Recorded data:
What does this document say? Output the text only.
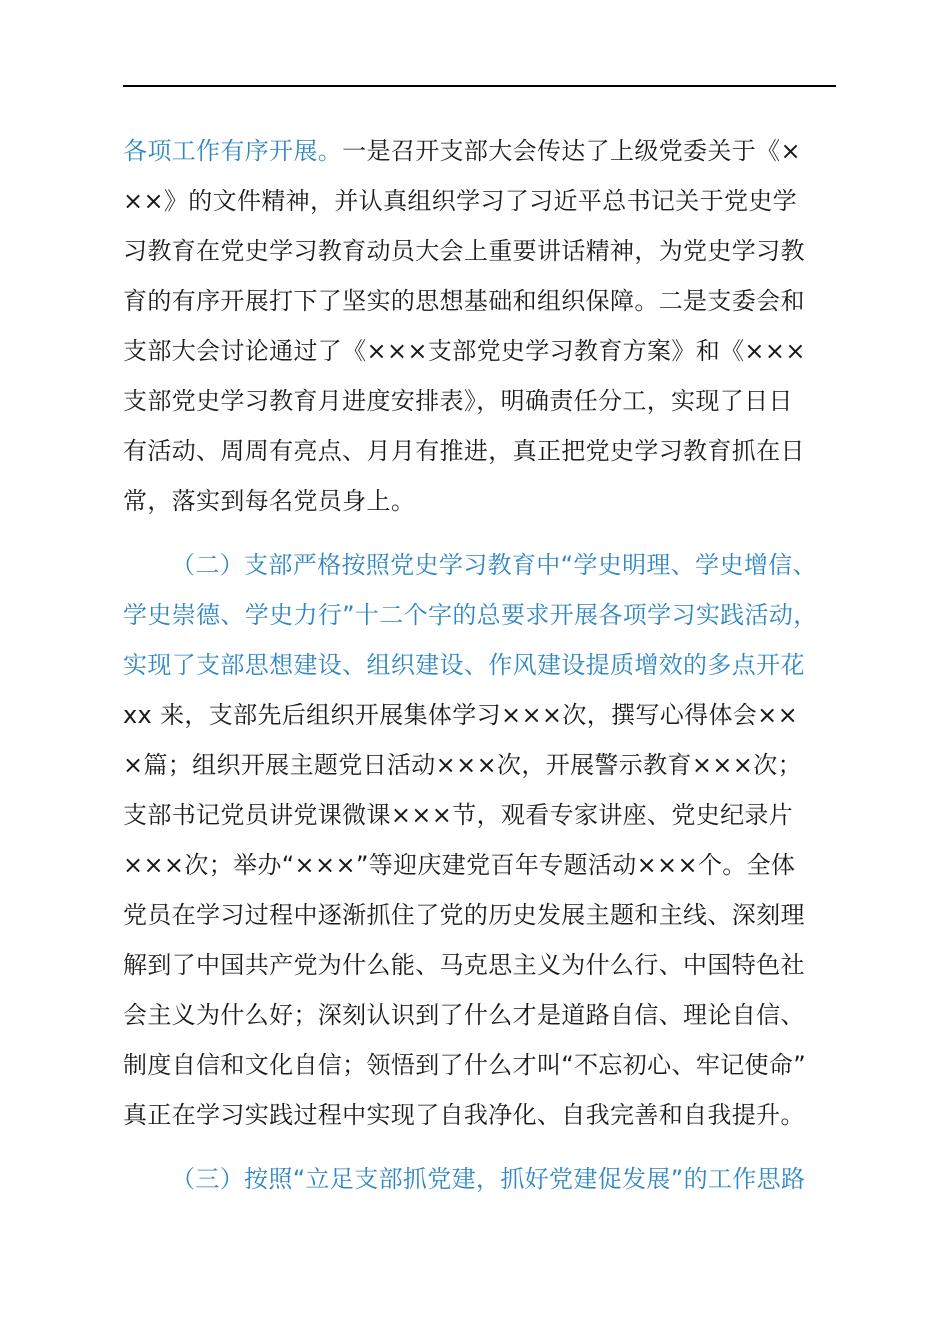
各项工作有序开展。一是召开支部大会传达了上级党委关于《×
××》的文件精神，并认真组织学习了习近平总书记关于党史学
习教育在党史学习教育动员大会上重要讲话精神，为党史学习教
育的有序开展打下了坚实的思想基础和组织保障。二是支委会和
支部大会讨论通过了《×××支部党史学习教育方案》和《×××
支部党史学习教育月进度安排表》，明确责任分工，实现了日日
有活动、周周有亮点、月月有推进，真正把党史学习教育抓在日
常，落实到每名党员身上。
（二）支部严格按照党史学习教育中“学史明理、学史增信、
学史崇德、学史力行”十二个字的总要求开展各项学习实践活动，
实现了支部思想建设、组织建设、作风建设提质增效的多点开花
xx 来，支部先后组织开展集体学习×××次，撰写心得体会××
×篇；组织开展主题党日活动×××次，开展警示教育×××次；
支部书记党员讲党课微课×××节，观看专家讲座、党史纪录片
×××次；举办“×××”等迎庆建党百年专题活动×××个。全体
党员在学习过程中逐渐抓住了党的历史发展主题和主线、深刻理
解到了中国共产党为什么能、马克思主义为什么行、中国特色社
会主义为什么好；深刻认识到了什么才是道路自信、理论自信、
制度自信和文化自信；领悟到了什么才叫“不忘初心、牢记使命”
真正在学习实践过程中实现了自我净化、自我完善和自我提升。
（三）按照“立足支部抓党建，抓好党建促发展”的工作思路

## EXERCISE TASK
Every entry above needs to be retyped exactly; drop the pictures.

## REPLY TO THE EXERCISE
What does this document say? Output the text only.
各项工作有序开展。一是召开支部大会传达了上级党委关于《×
××》的文件精神，并认真组织学习了习近平总书记关于党史学
习教育在党史学习教育动员大会上重要讲话精神，为党史学习教
育的有序开展打下了坚实的思想基础和组织保障。二是支委会和
支部大会讨论通过了《×××支部党史学习教育方案》和《×××
支部党史学习教育月进度安排表》，明确责任分工，实现了日日
有活动、周周有亮点、月月有推进，真正把党史学习教育抓在日
常，落实到每名党员身上。
（二）支部严格按照党史学习教育中“学史明理、学史增信、
学史崇德、学史力行”十二个字的总要求开展各项学习实践活动，
实现了支部思想建设、组织建设、作风建设提质增效的多点开花
xx 来，支部先后组织开展集体学习×××次，撰写心得体会××
×篇；组织开展主题党日活动×××次，开展警示教育×××次；
支部书记党员讲党课微课×××节，观看专家讲座、党史纪录片
×××次；举办“×××”等迎庆建党百年专题活动×××个。全体
党员在学习过程中逐渐抓住了党的历史发展主题和主线、深刻理
解到了中国共产党为什么能、马克思主义为什么行、中国特色社
会主义为什么好；深刻认识到了什么才是道路自信、理论自信、
制度自信和文化自信；领悟到了什么才叫“不忘初心、牢记使命”
真正在学习实践过程中实现了自我净化、自我完善和自我提升。
（三）按照“立足支部抓党建，抓好党建促发展”的工作思路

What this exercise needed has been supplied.